Copy each line that holds "placerat".

## BEGIN Exercise materials

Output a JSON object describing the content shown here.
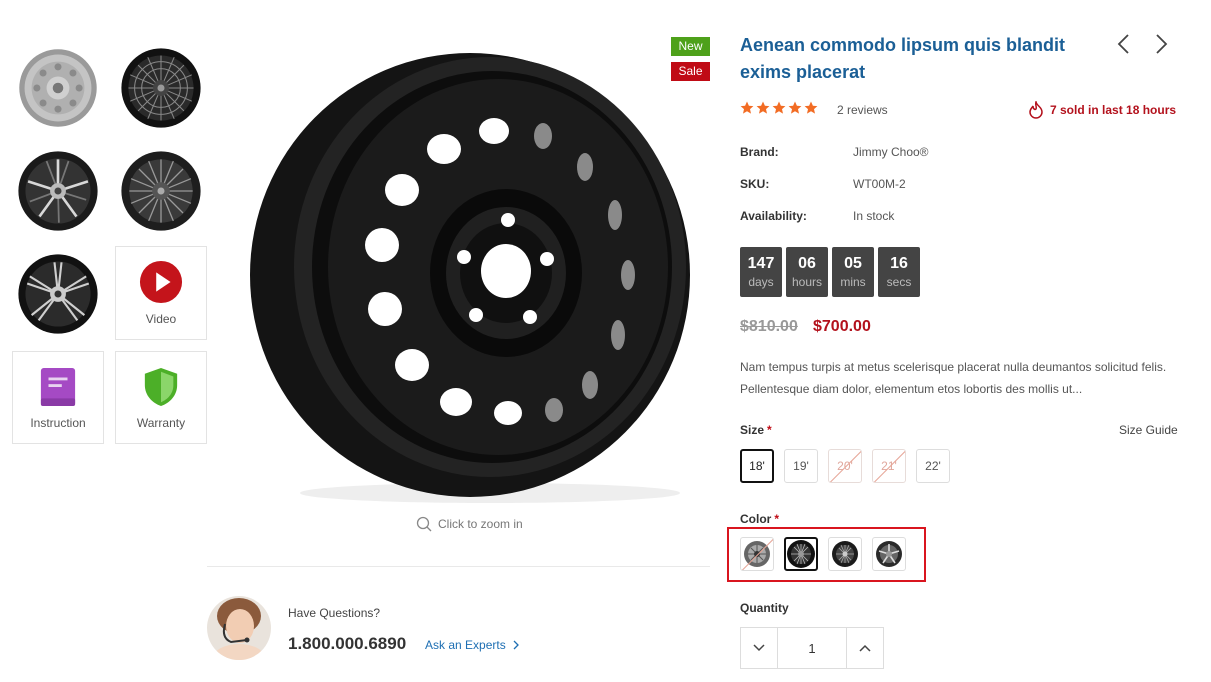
{
  "gallery": {
    "video_label": "Video",
    "instruction_label": "Instruction",
    "warranty_label": "Warranty",
    "zoom_hint": "Click to zoom in"
  },
  "badges": {
    "new": "New",
    "sale": "Sale"
  },
  "product": {
    "title": "Aenean commodo lipsum quis blandit exims placerat",
    "rating": 5,
    "reviews": "2 reviews",
    "sold_text": "7 sold in last 18 hours",
    "meta": [
      {
        "key": "Brand:",
        "value": "Jimmy Choo®"
      },
      {
        "key": "SKU:",
        "value": "WT00M-2"
      },
      {
        "key": "Availability:",
        "value": "In stock"
      }
    ],
    "countdown": [
      {
        "num": "147",
        "unit": "days"
      },
      {
        "num": "06",
        "unit": "hours"
      },
      {
        "num": "05",
        "unit": "mins"
      },
      {
        "num": "16",
        "unit": "secs"
      }
    ],
    "price_old": "$810.00",
    "price_new": "$700.00",
    "description": "Nam tempus turpis at metus scelerisque placerat nulla deumantos solicitud felis. Pellentesque diam dolor, elementum etos lobortis des mollis ut...",
    "size_label": "Size",
    "size_guide": "Size Guide",
    "sizes": [
      {
        "label": "18'",
        "state": "active"
      },
      {
        "label": "19'",
        "state": "normal"
      },
      {
        "label": "20'",
        "state": "out"
      },
      {
        "label": "21'",
        "state": "out"
      },
      {
        "label": "22'",
        "state": "normal"
      }
    ],
    "color_label": "Color",
    "colors": [
      "silver-mesh",
      "black-mesh",
      "dark-spoke",
      "gunmetal-spoke"
    ],
    "quantity_label": "Quantity",
    "quantity": "1"
  },
  "support": {
    "question": "Have Questions?",
    "phone": "1.800.000.6890",
    "ask": "Ask an Experts"
  },
  "colors": {
    "title": "#1b5f96",
    "sale_red": "#b3111c",
    "new_green": "#4ea11a",
    "star": "#f26c24",
    "highlight": "#d9151f"
  }
}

## END Exercise materials

[Correct result]:
    "title": "Aenean commodo lipsum quis blandit exims placerat",
    "description": "Nam tempus turpis at metus scelerisque placerat nulla deumantos solicitud felis. Pellentesque diam dolor, elementum etos lobortis des mollis ut...",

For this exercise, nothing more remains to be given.